## Estratto del testo:
● ● ●

Giro d’Italia 2026: è Durango Kid il re delle Dolomiti
Lo statunitense Sepp Kuss (Visma Lease a Bike) ha vinto per distacco la dicianovesima tappa del 109° Giro d’Italia, la frazione regina dolomitica da Feltre ai Piani di Pezzè sopra Alleghe. Il conquistatore della Vuelta Espana 2023 ha completato i 151 chilometri del percorso in 4h28’33” alla media di 33.736 kmh, precedendo il duo della Lidl Trek formato dal campione del Canada, Derek Gee West, secondo a 13″, e dall’abruzzese Giulio Ciccone, terzo a 36″.

● ● ●

## Estratti delle voci:
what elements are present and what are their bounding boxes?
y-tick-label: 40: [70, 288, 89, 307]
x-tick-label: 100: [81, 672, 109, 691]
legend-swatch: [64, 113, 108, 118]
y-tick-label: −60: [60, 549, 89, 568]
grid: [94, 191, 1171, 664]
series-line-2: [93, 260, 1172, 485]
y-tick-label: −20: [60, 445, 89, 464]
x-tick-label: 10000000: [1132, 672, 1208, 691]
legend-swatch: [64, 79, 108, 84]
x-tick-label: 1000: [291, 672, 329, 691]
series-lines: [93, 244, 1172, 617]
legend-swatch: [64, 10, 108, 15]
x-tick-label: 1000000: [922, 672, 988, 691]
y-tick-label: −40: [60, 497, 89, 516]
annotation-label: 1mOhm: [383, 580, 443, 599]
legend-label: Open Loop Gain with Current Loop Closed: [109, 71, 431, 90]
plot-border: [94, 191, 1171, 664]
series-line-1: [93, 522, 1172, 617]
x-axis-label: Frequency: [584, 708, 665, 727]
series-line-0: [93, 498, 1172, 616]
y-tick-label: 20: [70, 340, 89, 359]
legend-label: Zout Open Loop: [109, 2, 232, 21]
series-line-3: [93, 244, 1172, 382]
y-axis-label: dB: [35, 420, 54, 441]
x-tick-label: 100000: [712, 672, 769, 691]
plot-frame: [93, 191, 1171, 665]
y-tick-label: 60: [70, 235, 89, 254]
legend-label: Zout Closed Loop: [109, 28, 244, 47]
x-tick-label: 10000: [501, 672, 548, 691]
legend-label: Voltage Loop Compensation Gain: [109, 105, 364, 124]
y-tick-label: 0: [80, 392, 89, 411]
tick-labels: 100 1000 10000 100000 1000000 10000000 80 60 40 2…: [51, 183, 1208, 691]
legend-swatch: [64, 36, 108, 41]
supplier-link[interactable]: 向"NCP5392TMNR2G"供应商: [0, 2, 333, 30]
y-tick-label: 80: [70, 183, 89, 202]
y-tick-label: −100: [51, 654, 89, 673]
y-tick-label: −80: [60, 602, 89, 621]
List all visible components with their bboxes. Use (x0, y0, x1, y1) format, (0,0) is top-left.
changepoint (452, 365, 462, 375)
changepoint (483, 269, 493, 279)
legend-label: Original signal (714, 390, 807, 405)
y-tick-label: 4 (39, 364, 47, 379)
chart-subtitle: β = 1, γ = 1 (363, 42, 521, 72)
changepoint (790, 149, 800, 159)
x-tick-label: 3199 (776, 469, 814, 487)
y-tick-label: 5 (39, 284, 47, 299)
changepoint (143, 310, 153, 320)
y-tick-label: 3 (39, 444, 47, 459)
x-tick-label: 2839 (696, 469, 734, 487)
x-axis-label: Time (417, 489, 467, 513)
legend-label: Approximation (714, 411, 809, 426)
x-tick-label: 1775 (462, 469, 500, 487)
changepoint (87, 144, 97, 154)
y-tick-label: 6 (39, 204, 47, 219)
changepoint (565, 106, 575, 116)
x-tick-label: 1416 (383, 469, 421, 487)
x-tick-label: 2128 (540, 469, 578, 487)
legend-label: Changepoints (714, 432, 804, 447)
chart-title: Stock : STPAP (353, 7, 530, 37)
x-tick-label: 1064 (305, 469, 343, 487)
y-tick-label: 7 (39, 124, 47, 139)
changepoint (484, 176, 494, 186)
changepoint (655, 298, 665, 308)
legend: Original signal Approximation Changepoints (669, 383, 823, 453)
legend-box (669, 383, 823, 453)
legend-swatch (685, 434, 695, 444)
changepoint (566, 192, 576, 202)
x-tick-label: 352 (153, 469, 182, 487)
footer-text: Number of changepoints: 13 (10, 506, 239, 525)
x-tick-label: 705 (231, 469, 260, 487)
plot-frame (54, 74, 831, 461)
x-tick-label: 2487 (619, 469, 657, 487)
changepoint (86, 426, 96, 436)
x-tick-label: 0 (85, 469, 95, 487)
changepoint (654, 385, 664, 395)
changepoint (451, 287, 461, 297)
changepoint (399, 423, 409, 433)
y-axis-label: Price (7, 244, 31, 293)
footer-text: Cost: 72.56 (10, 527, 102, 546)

● ● ●

## Esercizio:
Nel testo sul Giro d'Italia si legge che Sepp Kuss ha vinto per distacco la tappa da Feltre ai Piani di Pezzè. Quali dati del testo lo dimostrano? Rispondi in una o due frasi.

## Risposta:
Kuss ha chiuso i 151 chilometri in 4h28’33”, mentre gli altri sono arrivati dopo di lui: Derek Gee West secondo a 13″ e Giulio Ciccone terzo a 36″. Questi ritardi mostrano che ha vinto staccando gli inseguitori.